§ Prompt
Which lines hold the word "true"? Copy each one.

§ Stored data
····················

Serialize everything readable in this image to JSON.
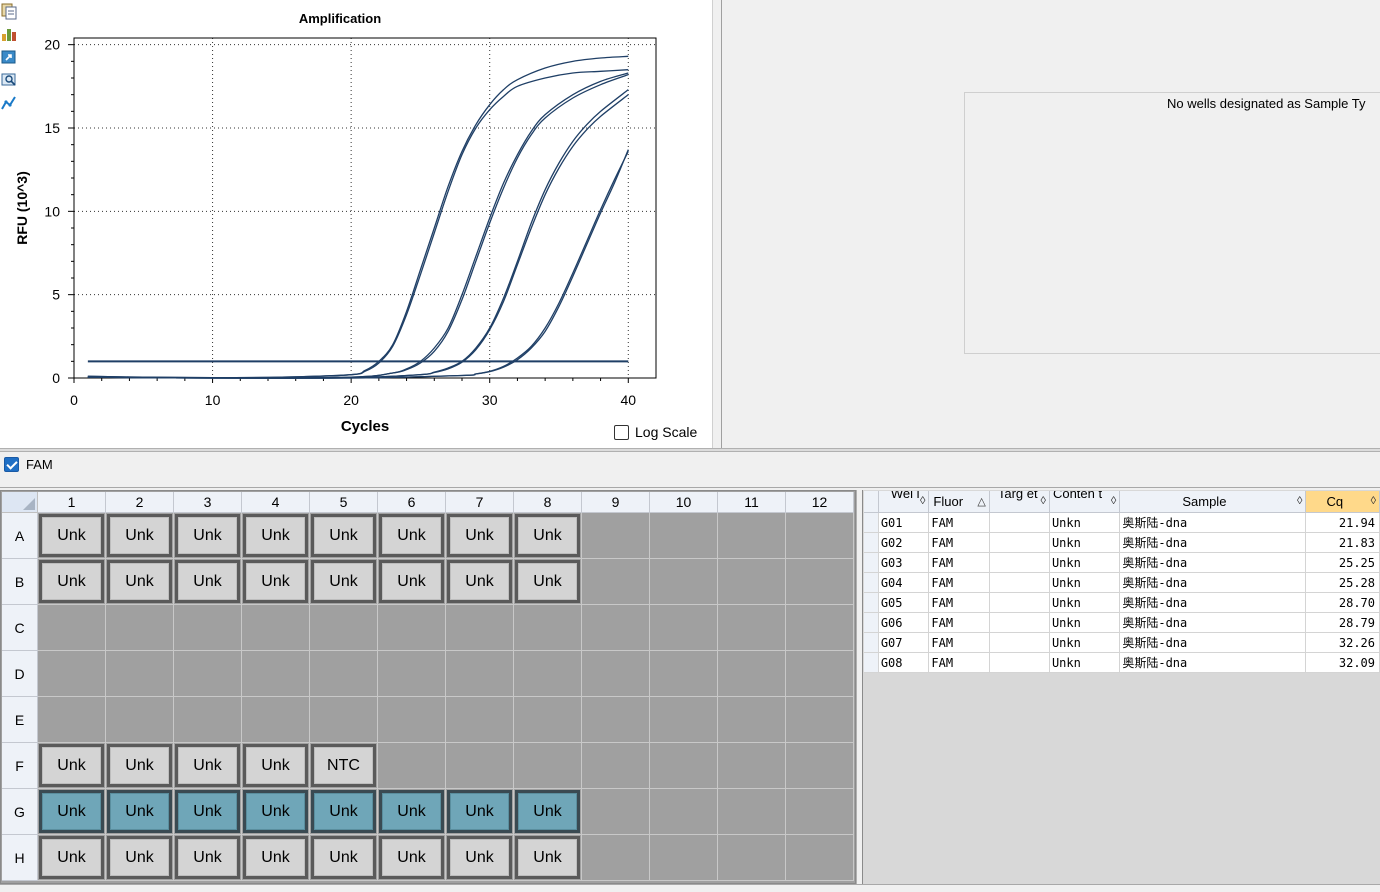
{
  "chart": {
    "title": "Amplification",
    "xlabel": "Cycles",
    "ylabel": "RFU (10^3)",
    "log_scale_label": "Log Scale",
    "x_ticks": [
      "0",
      "10",
      "20",
      "30",
      "40"
    ],
    "y_ticks": [
      "0",
      "5",
      "10",
      "15",
      "20"
    ]
  },
  "chart_data": {
    "type": "line",
    "xlabel": "Cycles",
    "ylabel": "RFU (10^3)",
    "xlim": [
      0,
      42
    ],
    "ylim": [
      0,
      20.4
    ],
    "grid": true,
    "threshold": 1.0,
    "series": [
      {
        "x": [
          1,
          5,
          10,
          15,
          20,
          21,
          22,
          23,
          24,
          25,
          26,
          27,
          28,
          29,
          30,
          31,
          32,
          34,
          36,
          38,
          40
        ],
        "y": [
          0.1,
          0.05,
          0.02,
          0.05,
          0.2,
          0.45,
          1.0,
          2.0,
          4.0,
          6.5,
          9.0,
          11.5,
          13.6,
          15.2,
          16.4,
          17.3,
          17.9,
          18.6,
          19.0,
          19.2,
          19.3
        ]
      },
      {
        "x": [
          1,
          5,
          10,
          15,
          20,
          21,
          22,
          23,
          24,
          25,
          26,
          27,
          28,
          29,
          30,
          31,
          32,
          34,
          36,
          38,
          40
        ],
        "y": [
          0.1,
          0.05,
          0.02,
          0.05,
          0.2,
          0.4,
          0.9,
          1.9,
          3.8,
          6.2,
          8.7,
          11.2,
          13.4,
          15.0,
          16.1,
          16.9,
          17.5,
          18.0,
          18.3,
          18.4,
          18.5
        ]
      },
      {
        "x": [
          1,
          10,
          20,
          23,
          24,
          25,
          26,
          27,
          28,
          29,
          30,
          31,
          32,
          33,
          34,
          36,
          38,
          40
        ],
        "y": [
          0.05,
          0.0,
          0.05,
          0.3,
          0.55,
          1.0,
          1.8,
          3.0,
          5.0,
          7.3,
          9.6,
          11.7,
          13.4,
          14.8,
          15.8,
          17.0,
          17.8,
          18.3
        ]
      },
      {
        "x": [
          1,
          10,
          20,
          23,
          24,
          25,
          26,
          27,
          28,
          29,
          30,
          31,
          32,
          33,
          34,
          36,
          38,
          40
        ],
        "y": [
          0.05,
          0.0,
          0.05,
          0.3,
          0.5,
          0.9,
          1.6,
          2.8,
          4.7,
          7.0,
          9.3,
          11.4,
          13.2,
          14.6,
          15.6,
          16.8,
          17.6,
          18.2
        ]
      },
      {
        "x": [
          1,
          10,
          20,
          25,
          26,
          27,
          28,
          29,
          30,
          31,
          32,
          33,
          34,
          35,
          36,
          37,
          38,
          40
        ],
        "y": [
          0.05,
          0.0,
          0.02,
          0.2,
          0.35,
          0.6,
          1.0,
          1.8,
          3.0,
          4.8,
          7.0,
          9.3,
          11.3,
          12.9,
          14.2,
          15.2,
          16.0,
          17.3
        ]
      },
      {
        "x": [
          1,
          10,
          20,
          25,
          26,
          27,
          28,
          29,
          30,
          31,
          32,
          33,
          34,
          35,
          36,
          37,
          38,
          40
        ],
        "y": [
          0.05,
          0.0,
          0.02,
          0.2,
          0.33,
          0.55,
          0.95,
          1.7,
          2.9,
          4.6,
          6.8,
          9.0,
          11.0,
          12.6,
          13.9,
          14.9,
          15.7,
          17.0
        ]
      },
      {
        "x": [
          1,
          10,
          20,
          28,
          29,
          30,
          31,
          32,
          33,
          34,
          35,
          36,
          37,
          38,
          39,
          40
        ],
        "y": [
          0.05,
          0.0,
          0.0,
          0.15,
          0.25,
          0.4,
          0.7,
          1.2,
          1.9,
          3.0,
          4.5,
          6.3,
          8.2,
          10.1,
          11.9,
          13.6
        ]
      },
      {
        "x": [
          1,
          10,
          20,
          28,
          29,
          30,
          31,
          32,
          33,
          34,
          35,
          36,
          37,
          38,
          39,
          40
        ],
        "y": [
          0.05,
          0.0,
          0.0,
          0.15,
          0.24,
          0.38,
          0.65,
          1.1,
          1.8,
          2.8,
          4.3,
          6.1,
          8.0,
          9.9,
          11.7,
          13.7
        ]
      }
    ]
  },
  "right_panel": {
    "message": "No wells designated as Sample Ty"
  },
  "fluor_selector": {
    "label": "FAM",
    "checked": true
  },
  "plate": {
    "columns": [
      "1",
      "2",
      "3",
      "4",
      "5",
      "6",
      "7",
      "8",
      "9",
      "10",
      "11",
      "12"
    ],
    "rows": [
      {
        "label": "A",
        "wells": [
          "Unk",
          "Unk",
          "Unk",
          "Unk",
          "Unk",
          "Unk",
          "Unk",
          "Unk",
          "",
          "",
          "",
          ""
        ]
      },
      {
        "label": "B",
        "wells": [
          "Unk",
          "Unk",
          "Unk",
          "Unk",
          "Unk",
          "Unk",
          "Unk",
          "Unk",
          "",
          "",
          "",
          ""
        ]
      },
      {
        "label": "C",
        "wells": [
          "",
          "",
          "",
          "",
          "",
          "",
          "",
          "",
          "",
          "",
          "",
          ""
        ]
      },
      {
        "label": "D",
        "wells": [
          "",
          "",
          "",
          "",
          "",
          "",
          "",
          "",
          "",
          "",
          "",
          ""
        ]
      },
      {
        "label": "E",
        "wells": [
          "",
          "",
          "",
          "",
          "",
          "",
          "",
          "",
          "",
          "",
          "",
          ""
        ]
      },
      {
        "label": "F",
        "wells": [
          "Unk",
          "Unk",
          "Unk",
          "Unk",
          "NTC",
          "",
          "",
          "",
          "",
          "",
          "",
          ""
        ]
      },
      {
        "label": "G",
        "wells": [
          "Unk",
          "Unk",
          "Unk",
          "Unk",
          "Unk",
          "Unk",
          "Unk",
          "Unk",
          "",
          "",
          "",
          ""
        ],
        "selected": true
      },
      {
        "label": "H",
        "wells": [
          "Unk",
          "Unk",
          "Unk",
          "Unk",
          "Unk",
          "Unk",
          "Unk",
          "Unk",
          "",
          "",
          "",
          ""
        ]
      }
    ],
    "colors": {
      "empty": "#a0a0a0",
      "unk": "#d4d4d4",
      "selected": "#6fa6b8"
    }
  },
  "results_table": {
    "headers": {
      "well": "Wel l",
      "fluor": "Fluor",
      "target": "Targ et",
      "content": "Conten t",
      "sample": "Sample",
      "cq": "Cq"
    },
    "rows": [
      {
        "well": "G01",
        "fluor": "FAM",
        "target": "",
        "content": "Unkn",
        "sample": "奥斯陆-dna",
        "cq": "21.94"
      },
      {
        "well": "G02",
        "fluor": "FAM",
        "target": "",
        "content": "Unkn",
        "sample": "奥斯陆-dna",
        "cq": "21.83"
      },
      {
        "well": "G03",
        "fluor": "FAM",
        "target": "",
        "content": "Unkn",
        "sample": "奥斯陆-dna",
        "cq": "25.25"
      },
      {
        "well": "G04",
        "fluor": "FAM",
        "target": "",
        "content": "Unkn",
        "sample": "奥斯陆-dna",
        "cq": "25.28"
      },
      {
        "well": "G05",
        "fluor": "FAM",
        "target": "",
        "content": "Unkn",
        "sample": "奥斯陆-dna",
        "cq": "28.70"
      },
      {
        "well": "G06",
        "fluor": "FAM",
        "target": "",
        "content": "Unkn",
        "sample": "奥斯陆-dna",
        "cq": "28.79"
      },
      {
        "well": "G07",
        "fluor": "FAM",
        "target": "",
        "content": "Unkn",
        "sample": "奥斯陆-dna",
        "cq": "32.26"
      },
      {
        "well": "G08",
        "fluor": "FAM",
        "target": "",
        "content": "Unkn",
        "sample": "奥斯陆-dna",
        "cq": "32.09"
      }
    ]
  }
}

····················

§ Answer to this problem
    "grid": true,
    "checked": true
        "selected": true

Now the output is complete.